* begin Material *
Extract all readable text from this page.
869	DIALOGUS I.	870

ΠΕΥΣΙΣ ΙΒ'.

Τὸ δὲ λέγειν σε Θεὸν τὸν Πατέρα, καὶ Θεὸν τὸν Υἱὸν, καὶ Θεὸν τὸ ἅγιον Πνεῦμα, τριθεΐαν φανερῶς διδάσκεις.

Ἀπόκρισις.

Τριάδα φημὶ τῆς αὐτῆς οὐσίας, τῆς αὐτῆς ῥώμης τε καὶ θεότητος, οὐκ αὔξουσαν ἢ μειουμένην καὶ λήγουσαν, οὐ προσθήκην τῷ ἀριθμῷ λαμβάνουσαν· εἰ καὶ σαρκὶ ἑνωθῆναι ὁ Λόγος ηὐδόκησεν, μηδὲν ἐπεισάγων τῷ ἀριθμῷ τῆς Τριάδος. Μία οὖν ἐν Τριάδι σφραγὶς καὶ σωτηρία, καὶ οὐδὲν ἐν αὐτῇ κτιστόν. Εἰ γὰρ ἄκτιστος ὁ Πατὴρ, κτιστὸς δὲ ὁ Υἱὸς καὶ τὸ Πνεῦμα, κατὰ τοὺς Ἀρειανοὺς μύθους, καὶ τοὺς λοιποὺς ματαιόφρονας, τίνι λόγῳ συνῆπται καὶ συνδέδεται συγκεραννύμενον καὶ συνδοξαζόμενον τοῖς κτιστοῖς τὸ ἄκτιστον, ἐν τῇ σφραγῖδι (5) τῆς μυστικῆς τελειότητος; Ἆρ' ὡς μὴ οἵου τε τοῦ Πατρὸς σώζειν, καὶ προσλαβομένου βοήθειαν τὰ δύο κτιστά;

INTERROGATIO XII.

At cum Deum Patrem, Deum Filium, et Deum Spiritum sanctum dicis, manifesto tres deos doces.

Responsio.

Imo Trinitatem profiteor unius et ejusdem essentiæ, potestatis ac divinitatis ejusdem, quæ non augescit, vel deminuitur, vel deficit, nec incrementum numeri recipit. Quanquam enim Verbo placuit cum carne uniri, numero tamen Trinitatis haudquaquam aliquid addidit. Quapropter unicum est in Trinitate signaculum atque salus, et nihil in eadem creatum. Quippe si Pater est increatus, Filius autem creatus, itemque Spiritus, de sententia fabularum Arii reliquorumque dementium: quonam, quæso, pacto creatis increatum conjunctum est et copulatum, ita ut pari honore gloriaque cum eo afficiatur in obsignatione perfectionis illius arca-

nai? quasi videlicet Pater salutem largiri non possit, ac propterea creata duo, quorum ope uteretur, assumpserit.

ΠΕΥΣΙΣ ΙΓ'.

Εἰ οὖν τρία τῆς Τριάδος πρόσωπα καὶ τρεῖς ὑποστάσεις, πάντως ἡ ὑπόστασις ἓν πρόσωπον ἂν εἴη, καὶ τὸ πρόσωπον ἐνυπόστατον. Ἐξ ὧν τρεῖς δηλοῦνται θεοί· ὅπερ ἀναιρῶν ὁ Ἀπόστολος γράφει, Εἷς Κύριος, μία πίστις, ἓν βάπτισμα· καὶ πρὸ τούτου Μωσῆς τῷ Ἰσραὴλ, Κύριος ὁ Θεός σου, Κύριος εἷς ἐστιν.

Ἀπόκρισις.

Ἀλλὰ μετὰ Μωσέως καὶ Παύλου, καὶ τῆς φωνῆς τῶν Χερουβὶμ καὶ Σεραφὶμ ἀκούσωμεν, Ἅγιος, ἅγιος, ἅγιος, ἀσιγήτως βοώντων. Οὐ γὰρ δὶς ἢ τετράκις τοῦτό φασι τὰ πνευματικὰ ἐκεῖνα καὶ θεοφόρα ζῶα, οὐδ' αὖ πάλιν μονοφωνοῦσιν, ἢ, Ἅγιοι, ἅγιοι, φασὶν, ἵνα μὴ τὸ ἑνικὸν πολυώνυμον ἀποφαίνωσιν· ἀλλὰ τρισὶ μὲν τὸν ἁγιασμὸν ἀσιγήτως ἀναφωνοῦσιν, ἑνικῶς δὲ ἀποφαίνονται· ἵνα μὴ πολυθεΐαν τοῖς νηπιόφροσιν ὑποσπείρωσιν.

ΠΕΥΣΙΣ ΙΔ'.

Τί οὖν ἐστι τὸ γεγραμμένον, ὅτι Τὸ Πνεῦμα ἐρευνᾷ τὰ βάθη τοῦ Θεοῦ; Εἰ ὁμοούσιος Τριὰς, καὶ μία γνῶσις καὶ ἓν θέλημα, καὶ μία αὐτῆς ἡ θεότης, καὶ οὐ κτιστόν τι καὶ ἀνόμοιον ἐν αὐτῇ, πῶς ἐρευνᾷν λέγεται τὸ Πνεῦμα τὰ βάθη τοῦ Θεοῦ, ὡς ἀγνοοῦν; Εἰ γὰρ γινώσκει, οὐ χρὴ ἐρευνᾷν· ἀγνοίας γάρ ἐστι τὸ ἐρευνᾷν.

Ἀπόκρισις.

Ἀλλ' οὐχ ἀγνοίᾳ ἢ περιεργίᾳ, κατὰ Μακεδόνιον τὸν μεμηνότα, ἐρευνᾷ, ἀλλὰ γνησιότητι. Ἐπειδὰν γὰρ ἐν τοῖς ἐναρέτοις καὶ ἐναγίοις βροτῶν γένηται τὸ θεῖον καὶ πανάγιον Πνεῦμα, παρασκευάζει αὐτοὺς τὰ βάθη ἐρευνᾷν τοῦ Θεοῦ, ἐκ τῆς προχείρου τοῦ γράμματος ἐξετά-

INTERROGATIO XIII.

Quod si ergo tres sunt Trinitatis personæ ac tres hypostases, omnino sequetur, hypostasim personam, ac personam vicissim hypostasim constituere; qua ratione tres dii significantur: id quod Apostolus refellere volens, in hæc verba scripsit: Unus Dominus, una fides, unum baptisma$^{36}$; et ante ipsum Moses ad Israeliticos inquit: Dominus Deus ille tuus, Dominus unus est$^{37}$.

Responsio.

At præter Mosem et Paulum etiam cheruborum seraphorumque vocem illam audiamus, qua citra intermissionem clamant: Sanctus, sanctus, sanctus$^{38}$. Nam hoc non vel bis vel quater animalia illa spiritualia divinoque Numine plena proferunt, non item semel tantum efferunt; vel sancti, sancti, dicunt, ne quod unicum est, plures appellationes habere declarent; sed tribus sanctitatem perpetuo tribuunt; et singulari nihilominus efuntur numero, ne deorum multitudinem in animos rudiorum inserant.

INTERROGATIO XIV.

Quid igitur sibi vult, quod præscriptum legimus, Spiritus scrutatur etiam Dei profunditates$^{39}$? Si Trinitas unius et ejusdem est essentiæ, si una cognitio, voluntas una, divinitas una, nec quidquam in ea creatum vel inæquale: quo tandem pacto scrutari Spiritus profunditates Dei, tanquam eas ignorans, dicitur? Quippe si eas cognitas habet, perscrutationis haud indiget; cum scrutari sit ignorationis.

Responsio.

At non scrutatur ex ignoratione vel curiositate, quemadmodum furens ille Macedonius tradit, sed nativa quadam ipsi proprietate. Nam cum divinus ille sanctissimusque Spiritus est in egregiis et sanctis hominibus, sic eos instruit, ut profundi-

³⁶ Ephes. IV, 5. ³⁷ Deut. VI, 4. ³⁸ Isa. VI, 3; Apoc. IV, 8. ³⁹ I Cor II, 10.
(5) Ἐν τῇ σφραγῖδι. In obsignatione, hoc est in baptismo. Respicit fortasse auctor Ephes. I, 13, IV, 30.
* end Material *
__Exercise__: Using the records above, copy every line that has the word "ἐρευνᾷν" in it.

__Task answer__:
Τί οὖν ἐστι τὸ γεγραμμένον, ὅτι Τὸ Πνεῦμα ἐρευνᾷ τὰ βάθη τοῦ Θεοῦ; Εἰ ὁμοούσιος Τριὰς, καὶ μία γνῶσις καὶ ἓν θέλημα, καὶ μία αὐτῆς ἡ θεότης, καὶ οὐ κτιστόν τι καὶ ἀνόμοιον ἐν αὐτῇ, πῶς ἐρευνᾷν λέγεται τὸ Πνεῦμα τὰ βάθη τοῦ Θεοῦ, ὡς ἀγνοοῦν; Εἰ γὰρ γινώσκει, οὐ χρὴ ἐρευνᾷν· ἀγνοίας γάρ ἐστι τὸ ἐρευνᾷν.
Ἀλλ' οὐχ ἀγνοίᾳ ἢ περιεργίᾳ, κατὰ Μακεδόνιον τὸν μεμηνότα, ἐρευνᾷ, ἀλλὰ γνησιότητι. Ἐπειδὰν γὰρ ἐν τοῖς ἐναρέτοις καὶ ἐναγίοις βροτῶν γένηται τὸ θεῖον καὶ πανάγιον Πνεῦμα, παρασκευάζει αὐτοὺς τὰ βάθη ἐρευνᾷν τοῦ Θεοῦ, ἐκ τῆς προχείρου τοῦ γράμματος ἐξετά-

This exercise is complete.